• _ENTRIES_:
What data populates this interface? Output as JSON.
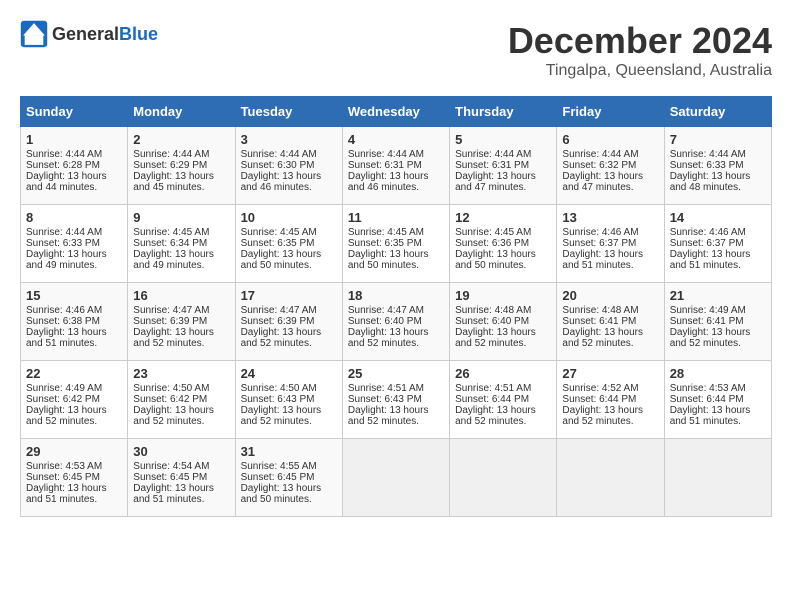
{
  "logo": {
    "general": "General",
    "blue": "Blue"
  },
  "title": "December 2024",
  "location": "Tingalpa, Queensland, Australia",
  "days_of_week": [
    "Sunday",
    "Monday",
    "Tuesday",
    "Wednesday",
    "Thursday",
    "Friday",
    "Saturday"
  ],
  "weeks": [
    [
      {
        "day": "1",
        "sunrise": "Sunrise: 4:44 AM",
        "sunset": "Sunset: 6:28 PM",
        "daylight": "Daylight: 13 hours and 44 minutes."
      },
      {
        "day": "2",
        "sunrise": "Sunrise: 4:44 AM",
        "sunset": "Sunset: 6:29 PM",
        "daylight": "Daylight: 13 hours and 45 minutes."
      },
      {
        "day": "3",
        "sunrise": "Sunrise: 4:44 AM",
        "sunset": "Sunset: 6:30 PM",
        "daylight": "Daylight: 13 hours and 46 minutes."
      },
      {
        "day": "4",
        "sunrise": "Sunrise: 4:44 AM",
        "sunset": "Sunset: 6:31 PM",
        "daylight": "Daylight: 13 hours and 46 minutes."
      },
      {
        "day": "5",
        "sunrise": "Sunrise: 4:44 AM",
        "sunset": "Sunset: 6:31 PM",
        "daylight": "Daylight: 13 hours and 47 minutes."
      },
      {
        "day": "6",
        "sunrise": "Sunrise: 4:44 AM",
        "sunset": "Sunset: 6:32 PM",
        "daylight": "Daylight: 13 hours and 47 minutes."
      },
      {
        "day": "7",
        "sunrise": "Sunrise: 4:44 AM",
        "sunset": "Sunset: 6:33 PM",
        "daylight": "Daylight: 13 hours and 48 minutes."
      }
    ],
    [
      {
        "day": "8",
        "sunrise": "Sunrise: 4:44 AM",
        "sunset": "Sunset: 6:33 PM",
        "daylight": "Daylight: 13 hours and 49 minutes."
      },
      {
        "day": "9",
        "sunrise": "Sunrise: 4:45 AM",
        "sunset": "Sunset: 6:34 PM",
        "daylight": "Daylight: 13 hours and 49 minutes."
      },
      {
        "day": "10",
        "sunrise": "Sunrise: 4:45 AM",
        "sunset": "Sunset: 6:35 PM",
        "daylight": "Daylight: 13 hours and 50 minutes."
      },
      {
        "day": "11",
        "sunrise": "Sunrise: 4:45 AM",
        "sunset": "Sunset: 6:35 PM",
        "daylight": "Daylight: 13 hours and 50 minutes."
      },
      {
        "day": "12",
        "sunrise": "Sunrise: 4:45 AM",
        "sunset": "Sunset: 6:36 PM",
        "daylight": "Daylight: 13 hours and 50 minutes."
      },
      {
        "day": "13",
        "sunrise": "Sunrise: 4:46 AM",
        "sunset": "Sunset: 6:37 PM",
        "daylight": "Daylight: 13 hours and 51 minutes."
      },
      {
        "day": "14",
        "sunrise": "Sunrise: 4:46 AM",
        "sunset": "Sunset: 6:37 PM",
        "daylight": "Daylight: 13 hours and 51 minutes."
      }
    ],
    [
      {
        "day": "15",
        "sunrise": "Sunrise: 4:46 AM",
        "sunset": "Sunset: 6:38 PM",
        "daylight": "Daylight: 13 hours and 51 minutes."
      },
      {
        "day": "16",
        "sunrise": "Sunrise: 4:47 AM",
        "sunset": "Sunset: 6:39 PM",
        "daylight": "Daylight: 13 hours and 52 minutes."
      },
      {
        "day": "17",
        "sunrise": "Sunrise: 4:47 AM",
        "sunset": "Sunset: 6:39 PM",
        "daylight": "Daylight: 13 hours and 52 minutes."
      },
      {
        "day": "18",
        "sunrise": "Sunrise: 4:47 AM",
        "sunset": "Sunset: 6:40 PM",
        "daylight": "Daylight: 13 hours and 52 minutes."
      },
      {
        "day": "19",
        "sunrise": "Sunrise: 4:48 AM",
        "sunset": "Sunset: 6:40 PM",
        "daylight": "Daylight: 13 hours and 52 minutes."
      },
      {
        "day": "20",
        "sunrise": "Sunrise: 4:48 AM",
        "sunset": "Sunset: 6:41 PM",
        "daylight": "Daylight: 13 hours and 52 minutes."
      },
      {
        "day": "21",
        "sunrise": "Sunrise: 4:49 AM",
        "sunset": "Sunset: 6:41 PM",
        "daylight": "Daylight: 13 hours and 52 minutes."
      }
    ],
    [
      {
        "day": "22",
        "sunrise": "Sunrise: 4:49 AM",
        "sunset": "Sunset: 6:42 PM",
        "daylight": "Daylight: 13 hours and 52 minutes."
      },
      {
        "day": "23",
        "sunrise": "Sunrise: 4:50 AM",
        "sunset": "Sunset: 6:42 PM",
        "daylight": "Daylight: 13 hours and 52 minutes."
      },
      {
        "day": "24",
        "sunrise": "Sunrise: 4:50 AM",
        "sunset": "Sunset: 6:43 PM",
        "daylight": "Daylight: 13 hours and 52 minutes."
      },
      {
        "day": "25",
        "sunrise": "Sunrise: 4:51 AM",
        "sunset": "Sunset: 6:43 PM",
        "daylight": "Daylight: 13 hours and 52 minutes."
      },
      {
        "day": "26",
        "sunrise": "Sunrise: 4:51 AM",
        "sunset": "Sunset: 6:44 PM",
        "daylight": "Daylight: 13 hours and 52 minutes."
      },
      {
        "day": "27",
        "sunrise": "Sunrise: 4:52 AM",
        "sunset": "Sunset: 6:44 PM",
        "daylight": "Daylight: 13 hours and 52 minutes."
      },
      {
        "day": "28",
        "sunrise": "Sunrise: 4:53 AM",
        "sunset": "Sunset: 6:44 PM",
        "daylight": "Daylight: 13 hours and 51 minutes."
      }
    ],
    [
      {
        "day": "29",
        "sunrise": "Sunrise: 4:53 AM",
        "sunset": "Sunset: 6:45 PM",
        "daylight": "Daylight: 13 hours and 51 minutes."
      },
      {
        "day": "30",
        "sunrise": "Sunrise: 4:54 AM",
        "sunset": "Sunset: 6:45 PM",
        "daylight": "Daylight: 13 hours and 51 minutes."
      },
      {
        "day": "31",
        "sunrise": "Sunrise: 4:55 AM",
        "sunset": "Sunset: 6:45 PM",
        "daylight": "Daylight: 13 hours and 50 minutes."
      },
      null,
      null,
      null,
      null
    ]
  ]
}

• _THE PROBLEM_: Your job is to transcribe the entries above exactly; skip the pictures.

• _CORRECT RESPONSE_:
What data populates this interface? Output as JSON.
{
  "logo": {
    "general": "General",
    "blue": "Blue"
  },
  "title": "December 2024",
  "location": "Tingalpa, Queensland, Australia",
  "days_of_week": [
    "Sunday",
    "Monday",
    "Tuesday",
    "Wednesday",
    "Thursday",
    "Friday",
    "Saturday"
  ],
  "weeks": [
    [
      {
        "day": "1",
        "sunrise": "Sunrise: 4:44 AM",
        "sunset": "Sunset: 6:28 PM",
        "daylight": "Daylight: 13 hours and 44 minutes."
      },
      {
        "day": "2",
        "sunrise": "Sunrise: 4:44 AM",
        "sunset": "Sunset: 6:29 PM",
        "daylight": "Daylight: 13 hours and 45 minutes."
      },
      {
        "day": "3",
        "sunrise": "Sunrise: 4:44 AM",
        "sunset": "Sunset: 6:30 PM",
        "daylight": "Daylight: 13 hours and 46 minutes."
      },
      {
        "day": "4",
        "sunrise": "Sunrise: 4:44 AM",
        "sunset": "Sunset: 6:31 PM",
        "daylight": "Daylight: 13 hours and 46 minutes."
      },
      {
        "day": "5",
        "sunrise": "Sunrise: 4:44 AM",
        "sunset": "Sunset: 6:31 PM",
        "daylight": "Daylight: 13 hours and 47 minutes."
      },
      {
        "day": "6",
        "sunrise": "Sunrise: 4:44 AM",
        "sunset": "Sunset: 6:32 PM",
        "daylight": "Daylight: 13 hours and 47 minutes."
      },
      {
        "day": "7",
        "sunrise": "Sunrise: 4:44 AM",
        "sunset": "Sunset: 6:33 PM",
        "daylight": "Daylight: 13 hours and 48 minutes."
      }
    ],
    [
      {
        "day": "8",
        "sunrise": "Sunrise: 4:44 AM",
        "sunset": "Sunset: 6:33 PM",
        "daylight": "Daylight: 13 hours and 49 minutes."
      },
      {
        "day": "9",
        "sunrise": "Sunrise: 4:45 AM",
        "sunset": "Sunset: 6:34 PM",
        "daylight": "Daylight: 13 hours and 49 minutes."
      },
      {
        "day": "10",
        "sunrise": "Sunrise: 4:45 AM",
        "sunset": "Sunset: 6:35 PM",
        "daylight": "Daylight: 13 hours and 50 minutes."
      },
      {
        "day": "11",
        "sunrise": "Sunrise: 4:45 AM",
        "sunset": "Sunset: 6:35 PM",
        "daylight": "Daylight: 13 hours and 50 minutes."
      },
      {
        "day": "12",
        "sunrise": "Sunrise: 4:45 AM",
        "sunset": "Sunset: 6:36 PM",
        "daylight": "Daylight: 13 hours and 50 minutes."
      },
      {
        "day": "13",
        "sunrise": "Sunrise: 4:46 AM",
        "sunset": "Sunset: 6:37 PM",
        "daylight": "Daylight: 13 hours and 51 minutes."
      },
      {
        "day": "14",
        "sunrise": "Sunrise: 4:46 AM",
        "sunset": "Sunset: 6:37 PM",
        "daylight": "Daylight: 13 hours and 51 minutes."
      }
    ],
    [
      {
        "day": "15",
        "sunrise": "Sunrise: 4:46 AM",
        "sunset": "Sunset: 6:38 PM",
        "daylight": "Daylight: 13 hours and 51 minutes."
      },
      {
        "day": "16",
        "sunrise": "Sunrise: 4:47 AM",
        "sunset": "Sunset: 6:39 PM",
        "daylight": "Daylight: 13 hours and 52 minutes."
      },
      {
        "day": "17",
        "sunrise": "Sunrise: 4:47 AM",
        "sunset": "Sunset: 6:39 PM",
        "daylight": "Daylight: 13 hours and 52 minutes."
      },
      {
        "day": "18",
        "sunrise": "Sunrise: 4:47 AM",
        "sunset": "Sunset: 6:40 PM",
        "daylight": "Daylight: 13 hours and 52 minutes."
      },
      {
        "day": "19",
        "sunrise": "Sunrise: 4:48 AM",
        "sunset": "Sunset: 6:40 PM",
        "daylight": "Daylight: 13 hours and 52 minutes."
      },
      {
        "day": "20",
        "sunrise": "Sunrise: 4:48 AM",
        "sunset": "Sunset: 6:41 PM",
        "daylight": "Daylight: 13 hours and 52 minutes."
      },
      {
        "day": "21",
        "sunrise": "Sunrise: 4:49 AM",
        "sunset": "Sunset: 6:41 PM",
        "daylight": "Daylight: 13 hours and 52 minutes."
      }
    ],
    [
      {
        "day": "22",
        "sunrise": "Sunrise: 4:49 AM",
        "sunset": "Sunset: 6:42 PM",
        "daylight": "Daylight: 13 hours and 52 minutes."
      },
      {
        "day": "23",
        "sunrise": "Sunrise: 4:50 AM",
        "sunset": "Sunset: 6:42 PM",
        "daylight": "Daylight: 13 hours and 52 minutes."
      },
      {
        "day": "24",
        "sunrise": "Sunrise: 4:50 AM",
        "sunset": "Sunset: 6:43 PM",
        "daylight": "Daylight: 13 hours and 52 minutes."
      },
      {
        "day": "25",
        "sunrise": "Sunrise: 4:51 AM",
        "sunset": "Sunset: 6:43 PM",
        "daylight": "Daylight: 13 hours and 52 minutes."
      },
      {
        "day": "26",
        "sunrise": "Sunrise: 4:51 AM",
        "sunset": "Sunset: 6:44 PM",
        "daylight": "Daylight: 13 hours and 52 minutes."
      },
      {
        "day": "27",
        "sunrise": "Sunrise: 4:52 AM",
        "sunset": "Sunset: 6:44 PM",
        "daylight": "Daylight: 13 hours and 52 minutes."
      },
      {
        "day": "28",
        "sunrise": "Sunrise: 4:53 AM",
        "sunset": "Sunset: 6:44 PM",
        "daylight": "Daylight: 13 hours and 51 minutes."
      }
    ],
    [
      {
        "day": "29",
        "sunrise": "Sunrise: 4:53 AM",
        "sunset": "Sunset: 6:45 PM",
        "daylight": "Daylight: 13 hours and 51 minutes."
      },
      {
        "day": "30",
        "sunrise": "Sunrise: 4:54 AM",
        "sunset": "Sunset: 6:45 PM",
        "daylight": "Daylight: 13 hours and 51 minutes."
      },
      {
        "day": "31",
        "sunrise": "Sunrise: 4:55 AM",
        "sunset": "Sunset: 6:45 PM",
        "daylight": "Daylight: 13 hours and 50 minutes."
      },
      null,
      null,
      null,
      null
    ]
  ]
}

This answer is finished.